# [EXTRACT PROVIDED]
The signs are growing that state and national Democrats’ attempts to clear the U.S. Senate field in 2016 for California Attorney General Kamala Harris aren’t working.
Several well-known Democrats are seriously considering challenging Harris, and at least a couple seem likely to run — starting with former Assembly Speaker and Los Angeles Mayor Antonio Villaraigosa.
In recent coverage of the Senate race to succeed retiring Barbara Boxer, talking heads on CNN and MSNBC have treated Villaraigosa, 61, as a formidable foe for Harris, 50. But they have been vague about what it is that might make him preferable to a Democratic rival who seems much more comfortable and appealing on TV and who has far more national patrons.
Given his mayoral record on issues of crucial importance to state Democrats — global warming, mass transit and disdain for cars — Villaraigosa has reasons for optimism. Billionaire environmentalist Tom Steyer may adopt Villaraigosa as his stand-in after his announcement Thursday that he wouldn’t run for Senate.
This record is lauded in a June 2013 Los Angeles Times look back at his eight years as mayor.
Rail stations under construction on the traffic-clogged Westside attest to the billions of dollars in transit money he secured. …
And the Department of Water and Power established itself as a leader among utilities nationwide in shifting from coal-fired power plants to solar and wind energy. …
Villaraigosa took office amid rapid changes in the urban landscape of Los Angeles, most dramatically in the revival of downtown and Hollywood. He embraced those changes and tried to hasten the city’s transformation into a place that is more amenable to pedestrians, cyclists and public transit passengers. The city opened 149 miles of bike lanes and launched CicLAvia, a festive cycling event along miles of boulevards closed to auto traffic for the day.
By lucky timing, large-scale rail investments by his predecessors came to fruition on Villaraigosa’s watch. The Gold Line between Union Station and East L.A. opened, followed by the Expo Line linking downtown and Culver City.
But Villaraigosa made his own mark by leading the campaign for Measure R, a $35-billion transportation package passed by voters in 2008. Largely through that ballot measure, Villaraigosa reshaped the region’s notoriously inefficient transit system more than any mayor since Bradley, who got a subway line built between downtown and North Hollywood. Measure R produced much of the money now being spent to extend the Expo Line into Santa Monica, start construction on the new Crenshaw Line in South Los Angeles and bring the Wilshire Boulevard subway to the Westside. It also covers an array of other rail, bus and road projects across Los Angeles County, some of them coupled with zoning changes to concentrate new development around transit stops and draw people out of their cars.

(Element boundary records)
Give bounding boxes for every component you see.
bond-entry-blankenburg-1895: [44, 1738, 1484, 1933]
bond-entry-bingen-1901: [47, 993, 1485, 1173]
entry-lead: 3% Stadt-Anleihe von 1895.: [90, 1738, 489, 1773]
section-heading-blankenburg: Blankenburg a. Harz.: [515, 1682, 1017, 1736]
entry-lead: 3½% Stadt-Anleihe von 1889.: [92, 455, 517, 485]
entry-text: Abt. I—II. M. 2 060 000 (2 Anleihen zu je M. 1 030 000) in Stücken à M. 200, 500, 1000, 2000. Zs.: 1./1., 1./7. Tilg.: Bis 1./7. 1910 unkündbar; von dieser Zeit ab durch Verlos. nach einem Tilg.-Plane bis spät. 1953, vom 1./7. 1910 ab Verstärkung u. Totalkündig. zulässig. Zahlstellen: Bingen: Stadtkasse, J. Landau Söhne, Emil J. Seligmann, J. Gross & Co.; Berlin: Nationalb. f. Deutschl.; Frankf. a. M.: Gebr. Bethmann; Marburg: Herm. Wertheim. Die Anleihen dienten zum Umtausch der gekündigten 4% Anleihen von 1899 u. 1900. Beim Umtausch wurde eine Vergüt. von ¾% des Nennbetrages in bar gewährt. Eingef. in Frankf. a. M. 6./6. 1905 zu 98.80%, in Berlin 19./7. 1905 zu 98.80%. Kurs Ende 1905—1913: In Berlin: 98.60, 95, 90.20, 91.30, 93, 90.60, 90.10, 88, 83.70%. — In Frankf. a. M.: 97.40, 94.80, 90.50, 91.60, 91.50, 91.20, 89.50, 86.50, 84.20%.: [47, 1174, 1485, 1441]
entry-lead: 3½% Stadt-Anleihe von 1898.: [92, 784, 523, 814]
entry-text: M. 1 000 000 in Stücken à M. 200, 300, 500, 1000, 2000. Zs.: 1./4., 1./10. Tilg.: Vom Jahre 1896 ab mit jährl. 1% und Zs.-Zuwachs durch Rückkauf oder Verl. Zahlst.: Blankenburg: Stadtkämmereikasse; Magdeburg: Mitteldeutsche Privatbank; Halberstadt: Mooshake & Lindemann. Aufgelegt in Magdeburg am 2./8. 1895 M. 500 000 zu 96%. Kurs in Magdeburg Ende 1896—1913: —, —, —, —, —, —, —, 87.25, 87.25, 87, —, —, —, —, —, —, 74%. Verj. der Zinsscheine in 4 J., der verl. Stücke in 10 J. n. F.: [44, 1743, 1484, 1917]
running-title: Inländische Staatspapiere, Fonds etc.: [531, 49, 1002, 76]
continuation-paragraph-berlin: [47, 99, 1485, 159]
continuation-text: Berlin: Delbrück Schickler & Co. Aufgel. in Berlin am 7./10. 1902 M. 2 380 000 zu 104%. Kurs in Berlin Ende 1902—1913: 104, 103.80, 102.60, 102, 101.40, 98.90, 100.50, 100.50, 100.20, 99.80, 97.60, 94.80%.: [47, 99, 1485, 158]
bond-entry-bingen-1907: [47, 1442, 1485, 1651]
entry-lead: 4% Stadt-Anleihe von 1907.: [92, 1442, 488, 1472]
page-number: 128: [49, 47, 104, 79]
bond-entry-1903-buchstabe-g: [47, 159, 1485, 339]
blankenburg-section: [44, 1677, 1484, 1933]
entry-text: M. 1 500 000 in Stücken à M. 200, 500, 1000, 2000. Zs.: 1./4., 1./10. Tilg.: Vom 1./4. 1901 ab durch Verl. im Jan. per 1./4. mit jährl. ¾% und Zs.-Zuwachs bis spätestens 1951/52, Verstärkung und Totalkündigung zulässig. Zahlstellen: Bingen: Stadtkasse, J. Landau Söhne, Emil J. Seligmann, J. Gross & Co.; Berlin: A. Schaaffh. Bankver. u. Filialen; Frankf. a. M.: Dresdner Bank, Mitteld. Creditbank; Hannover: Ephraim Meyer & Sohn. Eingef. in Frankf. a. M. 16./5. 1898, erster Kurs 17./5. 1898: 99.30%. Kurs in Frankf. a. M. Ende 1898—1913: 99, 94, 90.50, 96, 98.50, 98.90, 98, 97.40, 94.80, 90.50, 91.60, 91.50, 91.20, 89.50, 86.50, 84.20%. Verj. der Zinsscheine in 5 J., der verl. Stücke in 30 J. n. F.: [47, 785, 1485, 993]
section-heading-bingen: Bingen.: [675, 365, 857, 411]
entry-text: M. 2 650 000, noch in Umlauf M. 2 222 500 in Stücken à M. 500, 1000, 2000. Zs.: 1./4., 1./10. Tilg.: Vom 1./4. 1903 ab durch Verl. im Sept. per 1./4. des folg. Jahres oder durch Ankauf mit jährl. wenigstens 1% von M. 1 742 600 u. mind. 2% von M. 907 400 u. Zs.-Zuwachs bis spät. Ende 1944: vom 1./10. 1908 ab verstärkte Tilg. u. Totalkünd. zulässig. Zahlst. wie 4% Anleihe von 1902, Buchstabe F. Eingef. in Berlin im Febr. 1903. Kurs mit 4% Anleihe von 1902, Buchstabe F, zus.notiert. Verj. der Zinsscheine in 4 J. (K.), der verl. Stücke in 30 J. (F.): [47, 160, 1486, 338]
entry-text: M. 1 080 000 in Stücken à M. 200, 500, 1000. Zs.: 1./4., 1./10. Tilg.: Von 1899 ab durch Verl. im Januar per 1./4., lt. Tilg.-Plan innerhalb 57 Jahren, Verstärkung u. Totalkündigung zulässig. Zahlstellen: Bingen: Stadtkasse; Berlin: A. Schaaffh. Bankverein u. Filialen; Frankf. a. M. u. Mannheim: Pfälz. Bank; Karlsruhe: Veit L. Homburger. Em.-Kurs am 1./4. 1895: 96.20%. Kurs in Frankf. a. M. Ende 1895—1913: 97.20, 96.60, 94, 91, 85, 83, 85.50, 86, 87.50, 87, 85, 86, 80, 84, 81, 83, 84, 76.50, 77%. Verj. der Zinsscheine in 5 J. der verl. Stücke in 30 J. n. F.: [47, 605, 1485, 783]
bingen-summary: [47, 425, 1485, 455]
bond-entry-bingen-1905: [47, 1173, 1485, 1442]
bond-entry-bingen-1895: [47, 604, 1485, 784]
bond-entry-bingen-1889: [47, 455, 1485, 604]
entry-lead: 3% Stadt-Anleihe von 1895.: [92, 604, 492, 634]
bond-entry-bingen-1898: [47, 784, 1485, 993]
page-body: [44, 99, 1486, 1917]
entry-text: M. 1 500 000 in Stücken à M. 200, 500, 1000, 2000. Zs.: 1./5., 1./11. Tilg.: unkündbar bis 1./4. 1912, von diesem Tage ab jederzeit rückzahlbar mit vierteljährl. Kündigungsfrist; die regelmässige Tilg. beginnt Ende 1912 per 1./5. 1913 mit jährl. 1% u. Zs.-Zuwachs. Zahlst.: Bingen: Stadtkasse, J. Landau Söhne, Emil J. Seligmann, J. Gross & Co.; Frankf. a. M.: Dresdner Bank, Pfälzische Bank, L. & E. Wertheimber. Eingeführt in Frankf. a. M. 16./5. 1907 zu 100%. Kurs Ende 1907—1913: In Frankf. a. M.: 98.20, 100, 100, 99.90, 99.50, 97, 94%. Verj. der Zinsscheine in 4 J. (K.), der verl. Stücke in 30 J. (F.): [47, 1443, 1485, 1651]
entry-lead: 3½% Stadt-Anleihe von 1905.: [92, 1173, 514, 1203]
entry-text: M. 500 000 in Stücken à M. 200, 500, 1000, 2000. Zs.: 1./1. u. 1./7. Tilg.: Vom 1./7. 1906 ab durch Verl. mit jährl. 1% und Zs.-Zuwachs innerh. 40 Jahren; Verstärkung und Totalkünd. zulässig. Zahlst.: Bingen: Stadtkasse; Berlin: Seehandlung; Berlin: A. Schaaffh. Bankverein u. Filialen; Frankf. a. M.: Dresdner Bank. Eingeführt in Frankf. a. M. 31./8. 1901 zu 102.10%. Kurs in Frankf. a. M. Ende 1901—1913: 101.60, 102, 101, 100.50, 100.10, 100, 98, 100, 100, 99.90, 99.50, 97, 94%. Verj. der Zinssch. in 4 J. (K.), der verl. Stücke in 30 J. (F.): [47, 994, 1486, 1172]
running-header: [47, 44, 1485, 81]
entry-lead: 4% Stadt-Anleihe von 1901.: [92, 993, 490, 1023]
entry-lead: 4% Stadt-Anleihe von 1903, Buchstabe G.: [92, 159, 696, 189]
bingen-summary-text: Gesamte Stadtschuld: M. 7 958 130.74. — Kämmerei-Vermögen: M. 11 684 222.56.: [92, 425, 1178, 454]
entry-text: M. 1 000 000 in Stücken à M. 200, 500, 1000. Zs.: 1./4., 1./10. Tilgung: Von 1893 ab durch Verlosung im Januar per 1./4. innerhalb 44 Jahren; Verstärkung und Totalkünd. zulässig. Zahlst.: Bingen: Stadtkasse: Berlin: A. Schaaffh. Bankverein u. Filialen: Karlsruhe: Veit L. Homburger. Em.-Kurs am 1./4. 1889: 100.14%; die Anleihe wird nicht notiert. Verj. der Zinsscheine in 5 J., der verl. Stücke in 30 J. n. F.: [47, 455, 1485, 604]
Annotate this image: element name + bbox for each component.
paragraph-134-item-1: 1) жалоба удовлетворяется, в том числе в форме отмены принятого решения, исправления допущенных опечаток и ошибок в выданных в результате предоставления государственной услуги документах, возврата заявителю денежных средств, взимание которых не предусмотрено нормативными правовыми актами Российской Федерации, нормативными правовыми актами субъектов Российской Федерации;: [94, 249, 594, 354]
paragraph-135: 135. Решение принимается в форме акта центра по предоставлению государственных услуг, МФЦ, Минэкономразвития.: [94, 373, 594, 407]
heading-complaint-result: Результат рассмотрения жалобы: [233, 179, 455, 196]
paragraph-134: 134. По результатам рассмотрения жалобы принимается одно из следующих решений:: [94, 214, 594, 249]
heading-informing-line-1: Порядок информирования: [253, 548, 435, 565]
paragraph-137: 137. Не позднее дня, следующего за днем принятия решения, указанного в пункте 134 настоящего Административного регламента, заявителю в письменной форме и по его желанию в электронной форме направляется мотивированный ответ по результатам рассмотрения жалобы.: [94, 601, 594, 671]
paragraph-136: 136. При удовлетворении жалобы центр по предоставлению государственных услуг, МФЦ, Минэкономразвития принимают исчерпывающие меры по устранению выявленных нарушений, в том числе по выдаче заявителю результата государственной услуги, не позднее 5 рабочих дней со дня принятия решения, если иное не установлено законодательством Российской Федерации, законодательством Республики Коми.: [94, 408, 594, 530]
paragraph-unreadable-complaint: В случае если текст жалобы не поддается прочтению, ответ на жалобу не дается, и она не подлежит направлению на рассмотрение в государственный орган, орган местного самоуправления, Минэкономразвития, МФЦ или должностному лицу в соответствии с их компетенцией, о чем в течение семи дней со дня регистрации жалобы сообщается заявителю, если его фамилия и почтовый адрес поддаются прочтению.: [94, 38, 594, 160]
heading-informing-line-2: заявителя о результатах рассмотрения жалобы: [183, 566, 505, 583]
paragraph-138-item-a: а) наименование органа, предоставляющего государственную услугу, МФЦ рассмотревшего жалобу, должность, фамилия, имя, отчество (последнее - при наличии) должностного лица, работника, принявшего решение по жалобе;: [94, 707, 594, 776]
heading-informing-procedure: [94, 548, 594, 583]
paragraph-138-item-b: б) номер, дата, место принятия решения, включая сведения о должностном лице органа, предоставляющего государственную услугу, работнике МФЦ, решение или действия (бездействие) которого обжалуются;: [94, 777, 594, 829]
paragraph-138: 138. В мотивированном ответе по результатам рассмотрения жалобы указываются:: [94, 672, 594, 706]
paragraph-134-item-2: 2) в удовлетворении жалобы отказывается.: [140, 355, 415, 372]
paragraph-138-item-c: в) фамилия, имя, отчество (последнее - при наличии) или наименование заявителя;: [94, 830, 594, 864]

# [SHORT EXERCISE A]
According to the piece on the 2016 Senate race, how many miles of bike lanes did Los Angeles open under Villaraigosa?
# [SHORT EXERCISE B]
Reproduce the passage of the piece on the 2016 Senate race from "But Villaraigosa made" to "of their cars.".

# [EXPECTED ANSWER A]
149 miles

# [EXPECTED ANSWER B]
But Villaraigosa made his own mark by leading the campaign for Measure R, a $35-billion transportation package passed by voters in 2008. Largely through that ballot measure, Villaraigosa reshaped the region’s notoriously inefficient transit system more than any mayor since Bradley, who got a subway line built between downtown and North Hollywood. Measure R produced much of the money now being spent to extend the Expo Line into Santa Monica, start construction on the new Crenshaw Line in South Los Angeles and bring the Wilshire Boulevard subway to the Westside. It also covers an array of other rail, bus and road projects across Los Angeles County, some of them coupled with zoning changes to concentrate new development around transit stops and draw people out of their cars.